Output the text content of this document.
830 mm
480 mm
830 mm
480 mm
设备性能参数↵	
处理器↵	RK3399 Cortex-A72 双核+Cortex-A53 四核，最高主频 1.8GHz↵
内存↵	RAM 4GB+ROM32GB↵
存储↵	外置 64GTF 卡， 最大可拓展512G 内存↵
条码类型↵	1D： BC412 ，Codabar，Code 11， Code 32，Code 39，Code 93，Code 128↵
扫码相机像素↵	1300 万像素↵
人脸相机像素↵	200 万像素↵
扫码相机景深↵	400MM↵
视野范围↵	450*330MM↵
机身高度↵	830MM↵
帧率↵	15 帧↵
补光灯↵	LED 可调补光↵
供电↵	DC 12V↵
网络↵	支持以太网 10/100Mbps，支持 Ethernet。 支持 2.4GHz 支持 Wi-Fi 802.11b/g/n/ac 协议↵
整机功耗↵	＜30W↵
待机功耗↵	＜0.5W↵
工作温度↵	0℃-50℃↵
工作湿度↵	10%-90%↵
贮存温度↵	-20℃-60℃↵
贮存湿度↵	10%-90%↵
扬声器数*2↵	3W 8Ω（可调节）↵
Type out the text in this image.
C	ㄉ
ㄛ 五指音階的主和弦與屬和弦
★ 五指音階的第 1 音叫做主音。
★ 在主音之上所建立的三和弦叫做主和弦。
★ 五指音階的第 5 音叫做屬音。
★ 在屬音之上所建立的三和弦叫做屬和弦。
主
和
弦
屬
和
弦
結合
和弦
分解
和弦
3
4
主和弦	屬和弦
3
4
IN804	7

::::::::

→ **What is expected**:
Copy out the material above in its entirety. Every detail must match.

→ **Result below**:
Output the text content of this document.
830 mm
480 mm
830 mm
480 mm
设备性能参数↵	
处理器↵	RK3399 Cortex-A72 双核+Cortex-A53 四核，最高主频 1.8GHz↵
内存↵	RAM 4GB+ROM32GB↵
存储↵	外置 64GTF 卡， 最大可拓展512G 内存↵
条码类型↵	1D： BC412 ，Codabar，Code 11， Code 32，Code 39，Code 93，Code 128↵
扫码相机像素↵	1300 万像素↵
人脸相机像素↵	200 万像素↵
扫码相机景深↵	400MM↵
视野范围↵	450*330MM↵
机身高度↵	830MM↵
帧率↵	15 帧↵
补光灯↵	LED 可调补光↵
供电↵	DC 12V↵
网络↵	支持以太网 10/100Mbps，支持 Ethernet。 支持 2.4GHz 支持 Wi-Fi 802.11b/g/n/ac 协议↵
整机功耗↵	＜30W↵
待机功耗↵	＜0.5W↵
工作温度↵	0℃-50℃↵
工作湿度↵	10%-90%↵
贮存温度↵	-20℃-60℃↵
贮存湿度↵	10%-90%↵
扬声器数*2↵	3W 8Ω（可调节）↵
Type out the text in this image.
C	ㄉ
ㄛ 五指音階的主和弦與屬和弦
★ 五指音階的第 1 音叫做主音。
★ 在主音之上所建立的三和弦叫做主和弦。
★ 五指音階的第 5 音叫做屬音。
★ 在屬音之上所建立的三和弦叫做屬和弦。
主
和
弦
屬
和
弦
結合
和弦
分解
和弦
3
4
主和弦	屬和弦
3
4
IN804	7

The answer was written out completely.